■ Work to be completed ■
Write the data out again, character for character, with no images.
═══ Records ═══
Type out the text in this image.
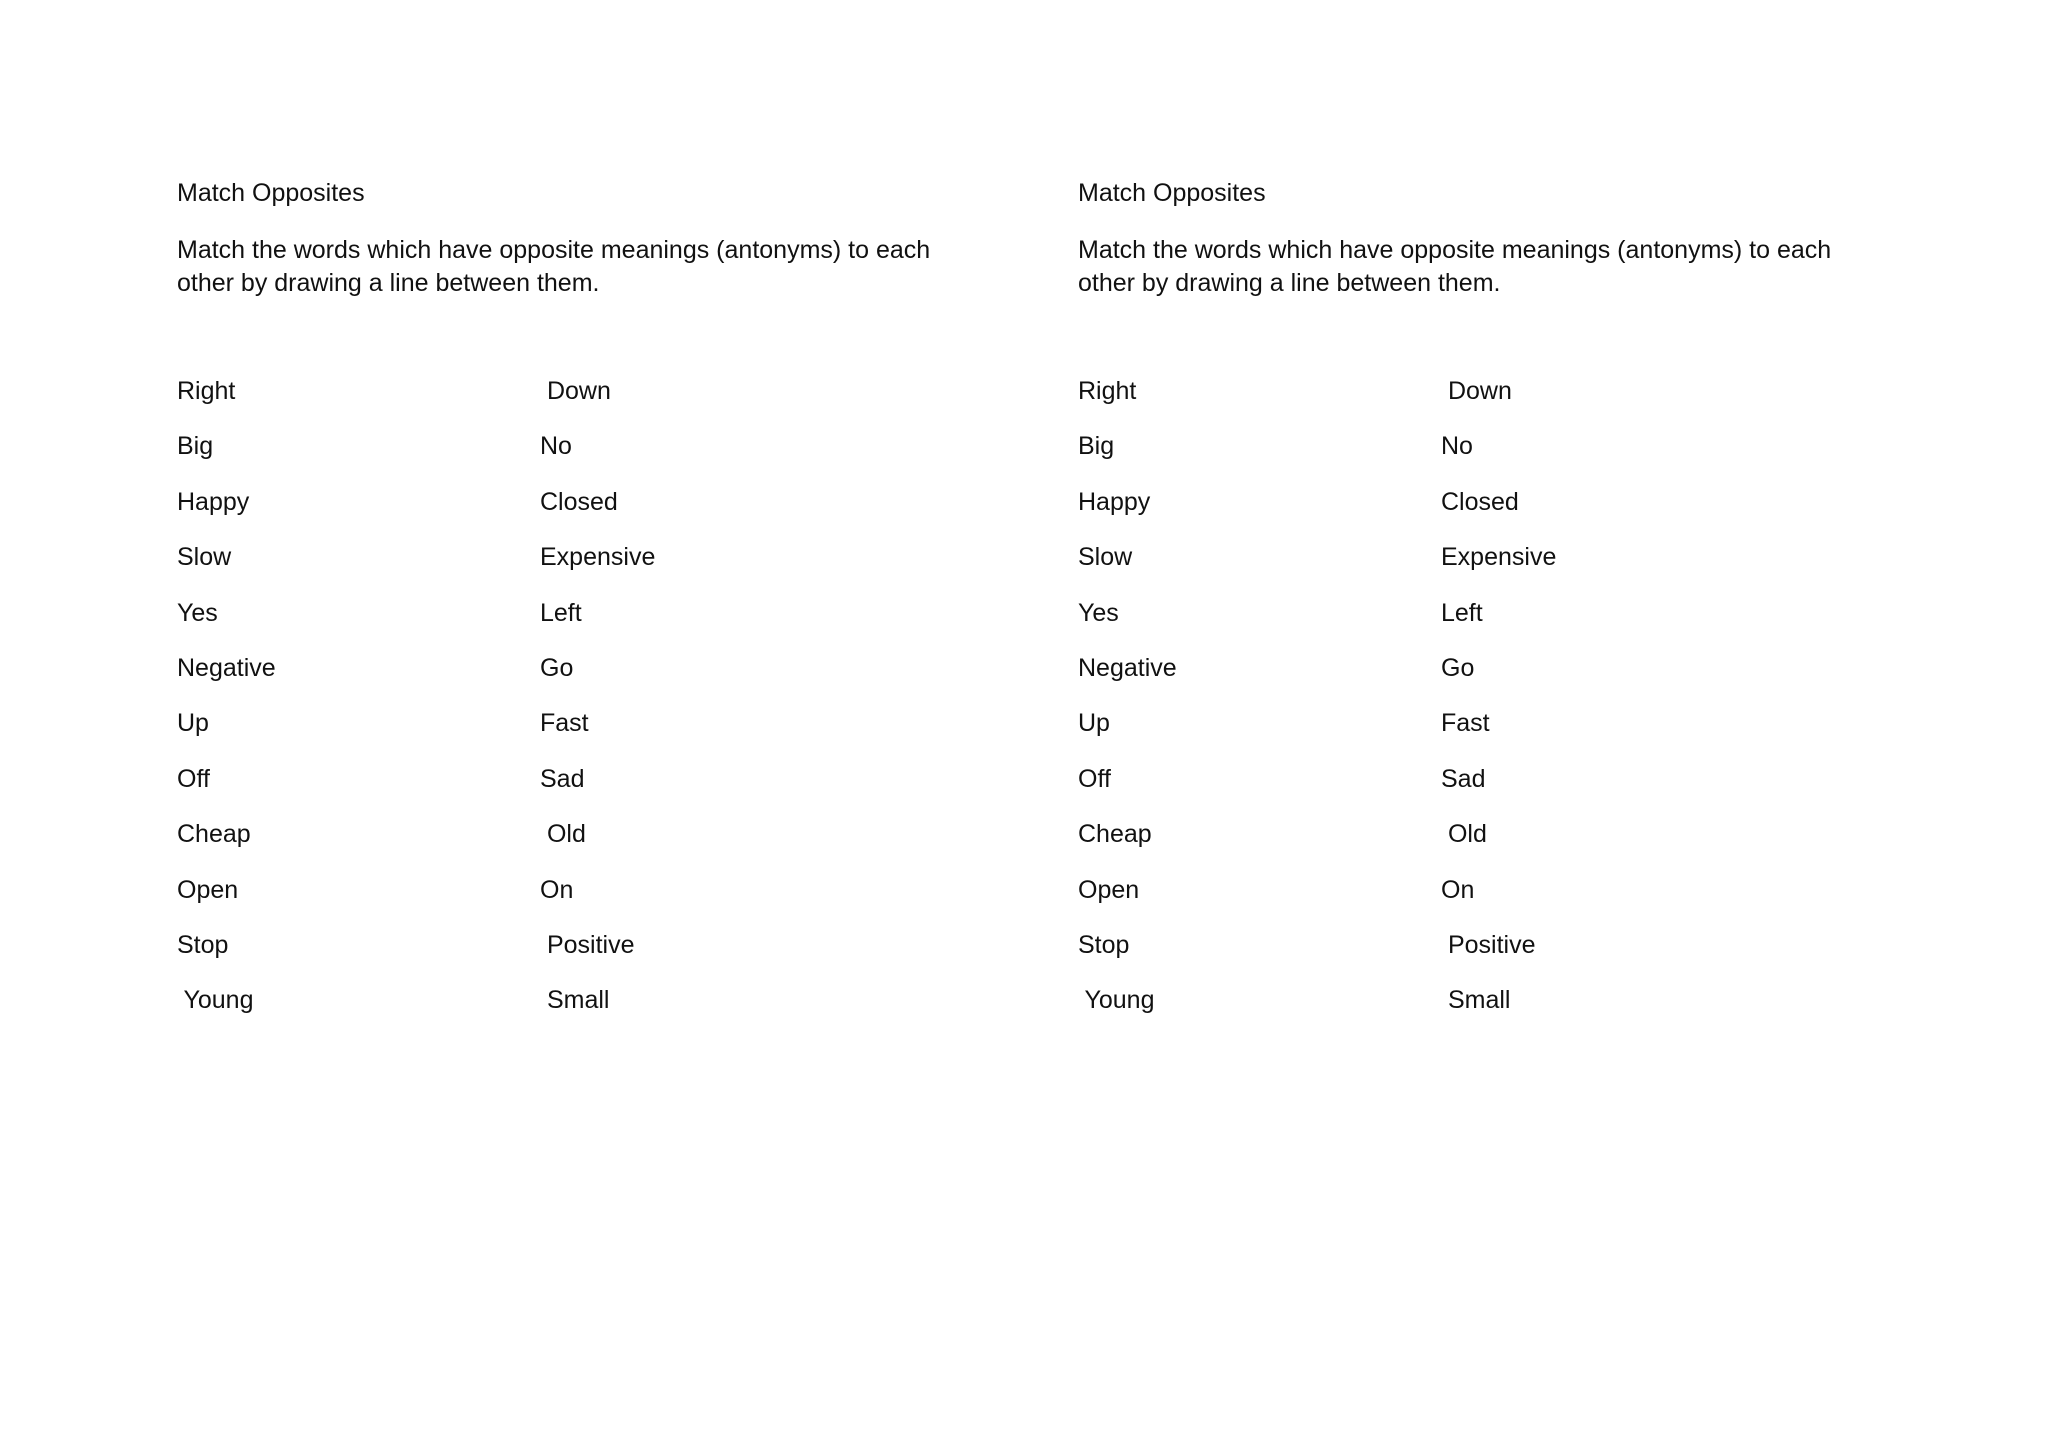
Match Opposites
Match the words which have opposite meanings (antonyms) to each other by drawing a line between them.
Right	Down
Big	No
Happy	Closed
Slow	Expensive
Yes	Left
Negative	Go
Up	Fast
Off	Sad
Cheap	Old
Open	On
Stop	Positive
Young	Small
Match Opposites
Match the words which have opposite meanings (antonyms) to each other by drawing a line between them.
Right	Down
Big	No
Happy	Closed
Slow	Expensive
Yes	Left
Negative	Go
Up	Fast
Off	Sad
Cheap	Old
Open	On
Stop	Positive
Young	Small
═══
■ Answer to this exercise ■
Type out the text in this image.
Match Opposites
Match the words which have opposite meanings (antonyms) to each other by drawing a line between them.
Right	Down
Big	No
Happy	Closed
Slow	Expensive
Yes	Left
Negative	Go
Up	Fast
Off	Sad
Cheap	Old
Open	On
Stop	Positive
Young	Small
Match Opposites
Match the words which have opposite meanings (antonyms) to each other by drawing a line between them.
Right	Down
Big	No
Happy	Closed
Slow	Expensive
Yes	Left
Negative	Go
Up	Fast
Off	Sad
Cheap	Old
Open	On
Stop	Positive
Young	Small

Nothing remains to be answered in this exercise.